▶ [Task]:
Extract the complete listing and output it unchanged.

▶ [Given data]:
— start —

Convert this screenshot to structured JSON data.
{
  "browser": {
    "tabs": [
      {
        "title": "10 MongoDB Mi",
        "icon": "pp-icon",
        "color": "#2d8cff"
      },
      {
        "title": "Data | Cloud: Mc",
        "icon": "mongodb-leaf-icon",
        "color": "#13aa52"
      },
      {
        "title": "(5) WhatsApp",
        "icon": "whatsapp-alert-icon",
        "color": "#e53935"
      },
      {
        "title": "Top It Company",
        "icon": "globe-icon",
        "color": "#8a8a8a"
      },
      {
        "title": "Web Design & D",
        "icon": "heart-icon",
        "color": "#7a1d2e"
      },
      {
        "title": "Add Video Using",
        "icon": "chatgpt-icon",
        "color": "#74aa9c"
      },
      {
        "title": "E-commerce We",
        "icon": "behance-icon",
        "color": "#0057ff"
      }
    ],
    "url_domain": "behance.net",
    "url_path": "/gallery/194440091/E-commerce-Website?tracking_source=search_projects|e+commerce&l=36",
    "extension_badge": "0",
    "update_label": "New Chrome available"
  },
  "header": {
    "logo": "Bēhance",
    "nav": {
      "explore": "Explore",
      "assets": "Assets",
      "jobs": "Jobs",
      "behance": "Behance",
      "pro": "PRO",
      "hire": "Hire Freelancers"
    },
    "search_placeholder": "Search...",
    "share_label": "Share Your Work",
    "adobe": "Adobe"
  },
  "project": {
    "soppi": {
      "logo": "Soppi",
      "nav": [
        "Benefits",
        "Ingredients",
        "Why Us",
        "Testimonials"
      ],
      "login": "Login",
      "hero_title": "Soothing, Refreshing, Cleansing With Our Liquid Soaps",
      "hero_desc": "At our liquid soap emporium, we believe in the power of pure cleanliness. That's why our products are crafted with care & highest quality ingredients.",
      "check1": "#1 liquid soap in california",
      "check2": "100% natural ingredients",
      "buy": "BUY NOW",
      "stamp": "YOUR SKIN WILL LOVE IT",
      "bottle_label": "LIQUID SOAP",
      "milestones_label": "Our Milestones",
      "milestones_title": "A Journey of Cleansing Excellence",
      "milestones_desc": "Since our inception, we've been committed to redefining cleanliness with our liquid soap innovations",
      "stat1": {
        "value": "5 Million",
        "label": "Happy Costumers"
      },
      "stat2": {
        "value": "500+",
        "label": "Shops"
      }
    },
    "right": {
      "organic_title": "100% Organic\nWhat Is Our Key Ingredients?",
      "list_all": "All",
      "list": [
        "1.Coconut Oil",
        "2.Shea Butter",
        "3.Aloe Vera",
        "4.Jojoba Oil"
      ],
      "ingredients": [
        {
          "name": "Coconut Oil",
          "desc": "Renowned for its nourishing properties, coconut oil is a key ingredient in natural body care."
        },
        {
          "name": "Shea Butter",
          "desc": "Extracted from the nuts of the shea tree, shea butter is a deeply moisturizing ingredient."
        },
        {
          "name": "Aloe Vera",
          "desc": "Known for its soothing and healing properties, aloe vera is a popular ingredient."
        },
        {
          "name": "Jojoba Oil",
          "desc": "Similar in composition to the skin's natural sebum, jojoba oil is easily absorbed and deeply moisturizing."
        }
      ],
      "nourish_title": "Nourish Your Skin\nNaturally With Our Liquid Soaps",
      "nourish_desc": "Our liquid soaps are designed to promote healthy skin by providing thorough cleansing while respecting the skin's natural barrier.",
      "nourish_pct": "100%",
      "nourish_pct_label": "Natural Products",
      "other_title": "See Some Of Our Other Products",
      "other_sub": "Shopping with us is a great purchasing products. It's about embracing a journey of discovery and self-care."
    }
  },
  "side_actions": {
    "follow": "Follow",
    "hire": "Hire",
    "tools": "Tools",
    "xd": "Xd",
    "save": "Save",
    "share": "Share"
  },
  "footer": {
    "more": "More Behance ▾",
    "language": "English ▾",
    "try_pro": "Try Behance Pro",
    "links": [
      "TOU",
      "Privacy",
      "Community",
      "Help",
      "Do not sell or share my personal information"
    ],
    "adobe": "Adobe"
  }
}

— end —

▶ [Reply]:
Convert this screenshot to structured JSON data.
{
  "browser": {
    "tabs": [
      {
        "title": "10 MongoDB Mi",
        "icon": "pp-icon",
        "color": "#2d8cff"
      },
      {
        "title": "Data | Cloud: Mc",
        "icon": "mongodb-leaf-icon",
        "color": "#13aa52"
      },
      {
        "title": "(5) WhatsApp",
        "icon": "whatsapp-alert-icon",
        "color": "#e53935"
      },
      {
        "title": "Top It Company",
        "icon": "globe-icon",
        "color": "#8a8a8a"
      },
      {
        "title": "Web Design & D",
        "icon": "heart-icon",
        "color": "#7a1d2e"
      },
      {
        "title": "Add Video Using",
        "icon": "chatgpt-icon",
        "color": "#74aa9c"
      },
      {
        "title": "E-commerce We",
        "icon": "behance-icon",
        "color": "#0057ff"
      }
    ],
    "url_domain": "behance.net",
    "url_path": "/gallery/194440091/E-commerce-Website?tracking_source=search_projects|e+commerce&l=36",
    "extension_badge": "0",
    "update_label": "New Chrome available"
  },
  "header": {
    "logo": "Bēhance",
    "nav": {
      "explore": "Explore",
      "assets": "Assets",
      "jobs": "Jobs",
      "behance": "Behance",
      "pro": "PRO",
      "hire": "Hire Freelancers"
    },
    "search_placeholder": "Search...",
    "share_label": "Share Your Work",
    "adobe": "Adobe"
  },
  "project": {
    "soppi": {
      "logo": "Soppi",
      "nav": [
        "Benefits",
        "Ingredients",
        "Why Us",
        "Testimonials"
      ],
      "login": "Login",
      "hero_title": "Soothing, Refreshing, Cleansing With Our Liquid Soaps",
      "hero_desc": "At our liquid soap emporium, we believe in the power of pure cleanliness. That's why our products are crafted with care & highest quality ingredients.",
      "check1": "#1 liquid soap in california",
      "check2": "100% natural ingredients",
      "buy": "BUY NOW",
      "stamp": "YOUR SKIN WILL LOVE IT",
      "bottle_label": "LIQUID SOAP",
      "milestones_label": "Our Milestones",
      "milestones_title": "A Journey of Cleansing Excellence",
      "milestones_desc": "Since our inception, we've been committed to redefining cleanliness with our liquid soap innovations",
      "stat1": {
        "value": "5 Million",
        "label": "Happy Costumers"
      },
      "stat2": {
        "value": "500+",
        "label": "Shops"
      }
    },
    "right": {
      "organic_title": "100% Organic\nWhat Is Our Key Ingredients?",
      "list_all": "All",
      "list": [
        "1.Coconut Oil",
        "2.Shea Butter",
        "3.Aloe Vera",
        "4.Jojoba Oil"
      ],
      "ingredients": [
        {
          "name": "Coconut Oil",
          "desc": "Renowned for its nourishing properties, coconut oil is a key ingredient in natural body care."
        },
        {
          "name": "Shea Butter",
          "desc": "Extracted from the nuts of the shea tree, shea butter is a deeply moisturizing ingredient."
        },
        {
          "name": "Aloe Vera",
          "desc": "Known for its soothing and healing properties, aloe vera is a popular ingredient."
        },
        {
          "name": "Jojoba Oil",
          "desc": "Similar in composition to the skin's natural sebum, jojoba oil is easily absorbed and deeply moisturizing."
        }
      ],
      "nourish_title": "Nourish Your Skin\nNaturally With Our Liquid Soaps",
      "nourish_desc": "Our liquid soaps are designed to promote healthy skin by providing thorough cleansing while respecting the skin's natural barrier.",
      "nourish_pct": "100%",
      "nourish_pct_label": "Natural Products",
      "other_title": "See Some Of Our Other Products",
      "other_sub": "Shopping with us is a great purchasing products. It's about embracing a journey of discovery and self-care."
    }
  },
  "side_actions": {
    "follow": "Follow",
    "hire": "Hire",
    "tools": "Tools",
    "xd": "Xd",
    "save": "Save",
    "share": "Share"
  },
  "footer": {
    "more": "More Behance ▾",
    "language": "English ▾",
    "try_pro": "Try Behance Pro",
    "links": [
      "TOU",
      "Privacy",
      "Community",
      "Help",
      "Do not sell or share my personal information"
    ],
    "adobe": "Adobe"
  }
}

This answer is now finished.